== Short exercise ==
Copy out every line of the data exactly.

* begin Data supplied *

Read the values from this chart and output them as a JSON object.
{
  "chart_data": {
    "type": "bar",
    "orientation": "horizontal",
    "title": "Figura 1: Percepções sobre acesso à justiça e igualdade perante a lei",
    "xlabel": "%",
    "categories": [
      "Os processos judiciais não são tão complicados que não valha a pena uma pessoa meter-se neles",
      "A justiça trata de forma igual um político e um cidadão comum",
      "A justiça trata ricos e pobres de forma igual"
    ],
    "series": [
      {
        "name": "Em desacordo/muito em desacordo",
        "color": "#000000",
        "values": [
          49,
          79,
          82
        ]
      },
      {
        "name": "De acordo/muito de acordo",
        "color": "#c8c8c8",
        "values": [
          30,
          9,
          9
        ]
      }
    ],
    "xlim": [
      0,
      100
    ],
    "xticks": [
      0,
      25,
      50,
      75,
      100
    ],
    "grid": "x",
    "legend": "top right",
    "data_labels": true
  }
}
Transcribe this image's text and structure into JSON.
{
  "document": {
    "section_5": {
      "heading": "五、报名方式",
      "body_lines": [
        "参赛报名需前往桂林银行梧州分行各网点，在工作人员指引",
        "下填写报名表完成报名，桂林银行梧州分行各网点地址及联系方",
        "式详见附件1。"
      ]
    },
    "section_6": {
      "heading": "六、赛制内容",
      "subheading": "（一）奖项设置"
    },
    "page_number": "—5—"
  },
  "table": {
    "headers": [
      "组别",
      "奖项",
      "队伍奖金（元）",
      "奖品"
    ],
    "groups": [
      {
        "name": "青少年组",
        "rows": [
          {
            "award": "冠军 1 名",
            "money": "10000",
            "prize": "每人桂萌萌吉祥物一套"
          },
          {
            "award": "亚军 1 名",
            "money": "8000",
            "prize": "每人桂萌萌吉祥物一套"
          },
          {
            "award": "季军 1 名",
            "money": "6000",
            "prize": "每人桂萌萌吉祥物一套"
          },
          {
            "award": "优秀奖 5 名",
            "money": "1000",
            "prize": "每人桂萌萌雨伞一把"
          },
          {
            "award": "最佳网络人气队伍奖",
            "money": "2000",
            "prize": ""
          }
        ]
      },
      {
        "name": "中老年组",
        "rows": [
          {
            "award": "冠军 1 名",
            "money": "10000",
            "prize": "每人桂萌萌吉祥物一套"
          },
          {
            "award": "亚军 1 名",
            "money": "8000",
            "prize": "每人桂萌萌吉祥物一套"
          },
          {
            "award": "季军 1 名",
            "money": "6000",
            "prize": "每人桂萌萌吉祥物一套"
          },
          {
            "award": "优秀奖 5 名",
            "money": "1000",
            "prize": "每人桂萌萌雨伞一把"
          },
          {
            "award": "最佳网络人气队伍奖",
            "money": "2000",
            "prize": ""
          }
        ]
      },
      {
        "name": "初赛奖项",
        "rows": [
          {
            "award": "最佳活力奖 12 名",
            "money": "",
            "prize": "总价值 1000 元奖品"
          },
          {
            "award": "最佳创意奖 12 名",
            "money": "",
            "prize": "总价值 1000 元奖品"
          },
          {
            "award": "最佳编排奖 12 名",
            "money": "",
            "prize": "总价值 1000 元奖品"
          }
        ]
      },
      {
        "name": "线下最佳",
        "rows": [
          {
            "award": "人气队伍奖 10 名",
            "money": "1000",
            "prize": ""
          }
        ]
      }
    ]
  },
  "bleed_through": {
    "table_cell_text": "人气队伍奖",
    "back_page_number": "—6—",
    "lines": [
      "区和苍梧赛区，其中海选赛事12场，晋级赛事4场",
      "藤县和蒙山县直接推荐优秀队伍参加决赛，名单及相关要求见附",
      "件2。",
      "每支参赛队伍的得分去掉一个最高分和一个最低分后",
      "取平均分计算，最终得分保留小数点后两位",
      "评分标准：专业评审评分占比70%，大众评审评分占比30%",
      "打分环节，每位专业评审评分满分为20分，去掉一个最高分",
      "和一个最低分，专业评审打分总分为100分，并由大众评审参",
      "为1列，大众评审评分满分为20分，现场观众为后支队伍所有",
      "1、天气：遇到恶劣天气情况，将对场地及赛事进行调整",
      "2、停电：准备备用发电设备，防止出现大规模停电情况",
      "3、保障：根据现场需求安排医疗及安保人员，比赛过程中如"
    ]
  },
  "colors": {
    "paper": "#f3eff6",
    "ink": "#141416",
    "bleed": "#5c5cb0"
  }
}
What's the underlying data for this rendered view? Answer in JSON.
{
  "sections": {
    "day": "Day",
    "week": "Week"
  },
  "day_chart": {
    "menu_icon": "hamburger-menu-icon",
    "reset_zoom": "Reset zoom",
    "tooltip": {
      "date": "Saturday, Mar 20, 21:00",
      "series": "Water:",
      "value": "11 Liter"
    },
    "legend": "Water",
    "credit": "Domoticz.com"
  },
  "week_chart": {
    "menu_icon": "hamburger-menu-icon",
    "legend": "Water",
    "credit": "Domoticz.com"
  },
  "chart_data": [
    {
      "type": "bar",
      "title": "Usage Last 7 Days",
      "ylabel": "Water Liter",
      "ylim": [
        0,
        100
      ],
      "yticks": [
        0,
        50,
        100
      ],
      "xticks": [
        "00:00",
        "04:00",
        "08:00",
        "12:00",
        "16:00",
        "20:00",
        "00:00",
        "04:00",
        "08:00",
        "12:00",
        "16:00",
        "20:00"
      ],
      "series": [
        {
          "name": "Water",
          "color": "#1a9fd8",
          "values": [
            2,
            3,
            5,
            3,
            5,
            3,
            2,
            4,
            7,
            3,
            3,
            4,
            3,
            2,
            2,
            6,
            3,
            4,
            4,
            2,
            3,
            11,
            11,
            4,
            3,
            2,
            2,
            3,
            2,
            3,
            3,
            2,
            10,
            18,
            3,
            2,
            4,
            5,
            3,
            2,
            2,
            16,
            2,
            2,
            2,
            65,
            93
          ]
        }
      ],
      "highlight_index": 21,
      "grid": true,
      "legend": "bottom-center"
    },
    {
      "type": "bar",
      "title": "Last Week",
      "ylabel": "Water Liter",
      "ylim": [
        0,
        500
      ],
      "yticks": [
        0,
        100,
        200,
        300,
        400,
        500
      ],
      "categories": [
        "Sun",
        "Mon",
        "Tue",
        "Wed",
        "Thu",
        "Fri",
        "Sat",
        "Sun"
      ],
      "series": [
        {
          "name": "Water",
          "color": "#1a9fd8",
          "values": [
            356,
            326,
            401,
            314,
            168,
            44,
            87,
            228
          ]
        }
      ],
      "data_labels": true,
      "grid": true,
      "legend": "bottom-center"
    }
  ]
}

* end Data supplied *

== Written reply ==
Read the values from this chart and output them as a JSON object.
{
  "chart_data": {
    "type": "bar",
    "orientation": "horizontal",
    "title": "Figura 1: Percepções sobre acesso à justiça e igualdade perante a lei",
    "xlabel": "%",
    "categories": [
      "Os processos judiciais não são tão complicados que não valha a pena uma pessoa meter-se neles",
      "A justiça trata de forma igual um político e um cidadão comum",
      "A justiça trata ricos e pobres de forma igual"
    ],
    "series": [
      {
        "name": "Em desacordo/muito em desacordo",
        "color": "#000000",
        "values": [
          49,
          79,
          82
        ]
      },
      {
        "name": "De acordo/muito de acordo",
        "color": "#c8c8c8",
        "values": [
          30,
          9,
          9
        ]
      }
    ],
    "xlim": [
      0,
      100
    ],
    "xticks": [
      0,
      25,
      50,
      75,
      100
    ],
    "grid": "x",
    "legend": "top right",
    "data_labels": true
  }
}
Transcribe this image's text and structure into JSON.
{
  "document": {
    "section_5": {
      "heading": "五、报名方式",
      "body_lines": [
        "参赛报名需前往桂林银行梧州分行各网点，在工作人员指引",
        "下填写报名表完成报名，桂林银行梧州分行各网点地址及联系方",
        "式详见附件1。"
      ]
    },
    "section_6": {
      "heading": "六、赛制内容",
      "subheading": "（一）奖项设置"
    },
    "page_number": "—5—"
  },
  "table": {
    "headers": [
      "组别",
      "奖项",
      "队伍奖金（元）",
      "奖品"
    ],
    "groups": [
      {
        "name": "青少年组",
        "rows": [
          {
            "award": "冠军 1 名",
            "money": "10000",
            "prize": "每人桂萌萌吉祥物一套"
          },
          {
            "award": "亚军 1 名",
            "money": "8000",
            "prize": "每人桂萌萌吉祥物一套"
          },
          {
            "award": "季军 1 名",
            "money": "6000",
            "prize": "每人桂萌萌吉祥物一套"
          },
          {
            "award": "优秀奖 5 名",
            "money": "1000",
            "prize": "每人桂萌萌雨伞一把"
          },
          {
            "award": "最佳网络人气队伍奖",
            "money": "2000",
            "prize": ""
          }
        ]
      },
      {
        "name": "中老年组",
        "rows": [
          {
            "award": "冠军 1 名",
            "money": "10000",
            "prize": "每人桂萌萌吉祥物一套"
          },
          {
            "award": "亚军 1 名",
            "money": "8000",
            "prize": "每人桂萌萌吉祥物一套"
          },
          {
            "award": "季军 1 名",
            "money": "6000",
            "prize": "每人桂萌萌吉祥物一套"
          },
          {
            "award": "优秀奖 5 名",
            "money": "1000",
            "prize": "每人桂萌萌雨伞一把"
          },
          {
            "award": "最佳网络人气队伍奖",
            "money": "2000",
            "prize": ""
          }
        ]
      },
      {
        "name": "初赛奖项",
        "rows": [
          {
            "award": "最佳活力奖 12 名",
            "money": "",
            "prize": "总价值 1000 元奖品"
          },
          {
            "award": "最佳创意奖 12 名",
            "money": "",
            "prize": "总价值 1000 元奖品"
          },
          {
            "award": "最佳编排奖 12 名",
            "money": "",
            "prize": "总价值 1000 元奖品"
          }
        ]
      },
      {
        "name": "线下最佳",
        "rows": [
          {
            "award": "人气队伍奖 10 名",
            "money": "1000",
            "prize": ""
          }
        ]
      }
    ]
  },
  "bleed_through": {
    "table_cell_text": "人气队伍奖",
    "back_page_number": "—6—",
    "lines": [
      "区和苍梧赛区，其中海选赛事12场，晋级赛事4场",
      "藤县和蒙山县直接推荐优秀队伍参加决赛，名单及相关要求见附",
      "件2。",
      "每支参赛队伍的得分去掉一个最高分和一个最低分后",
      "取平均分计算，最终得分保留小数点后两位",
      "评分标准：专业评审评分占比70%，大众评审评分占比30%",
      "打分环节，每位专业评审评分满分为20分，去掉一个最高分",
      "和一个最低分，专业评审打分总分为100分，并由大众评审参",
      "为1列，大众评审评分满分为20分，现场观众为后支队伍所有",
      "1、天气：遇到恶劣天气情况，将对场地及赛事进行调整",
      "2、停电：准备备用发电设备，防止出现大规模停电情况",
      "3、保障：根据现场需求安排医疗及安保人员，比赛过程中如"
    ]
  },
  "colors": {
    "paper": "#f3eff6",
    "ink": "#141416",
    "bleed": "#5c5cb0"
  }
}
What's the underlying data for this rendered view? Answer in JSON.
{
  "sections": {
    "day": "Day",
    "week": "Week"
  },
  "day_chart": {
    "menu_icon": "hamburger-menu-icon",
    "reset_zoom": "Reset zoom",
    "tooltip": {
      "date": "Saturday, Mar 20, 21:00",
      "series": "Water:",
      "value": "11 Liter"
    },
    "legend": "Water",
    "credit": "Domoticz.com"
  },
  "week_chart": {
    "menu_icon": "hamburger-menu-icon",
    "legend": "Water",
    "credit": "Domoticz.com"
  },
  "chart_data": [
    {
      "type": "bar",
      "title": "Usage Last 7 Days",
      "ylabel": "Water Liter",
      "ylim": [
        0,
        100
      ],
      "yticks": [
        0,
        50,
        100
      ],
      "xticks": [
        "00:00",
        "04:00",
        "08:00",
        "12:00",
        "16:00",
        "20:00",
        "00:00",
        "04:00",
        "08:00",
        "12:00",
        "16:00",
        "20:00"
      ],
      "series": [
        {
          "name": "Water",
          "color": "#1a9fd8",
          "values": [
            2,
            3,
            5,
            3,
            5,
            3,
            2,
            4,
            7,
            3,
            3,
            4,
            3,
            2,
            2,
            6,
            3,
            4,
            4,
            2,
            3,
            11,
            11,
            4,
            3,
            2,
            2,
            3,
            2,
            3,
            3,
            2,
            10,
            18,
            3,
            2,
            4,
            5,
            3,
            2,
            2,
            16,
            2,
            2,
            2,
            65,
            93
          ]
        }
      ],
      "highlight_index": 21,
      "grid": true,
      "legend": "bottom-center"
    },
    {
      "type": "bar",
      "title": "Last Week",
      "ylabel": "Water Liter",
      "ylim": [
        0,
        500
      ],
      "yticks": [
        0,
        100,
        200,
        300,
        400,
        500
      ],
      "categories": [
        "Sun",
        "Mon",
        "Tue",
        "Wed",
        "Thu",
        "Fri",
        "Sat",
        "Sun"
      ],
      "series": [
        {
          "name": "Water",
          "color": "#1a9fd8",
          "values": [
            356,
            326,
            401,
            314,
            168,
            44,
            87,
            228
          ]
        }
      ],
      "data_labels": true,
      "grid": true,
      "legend": "bottom-center"
    }
  ]
}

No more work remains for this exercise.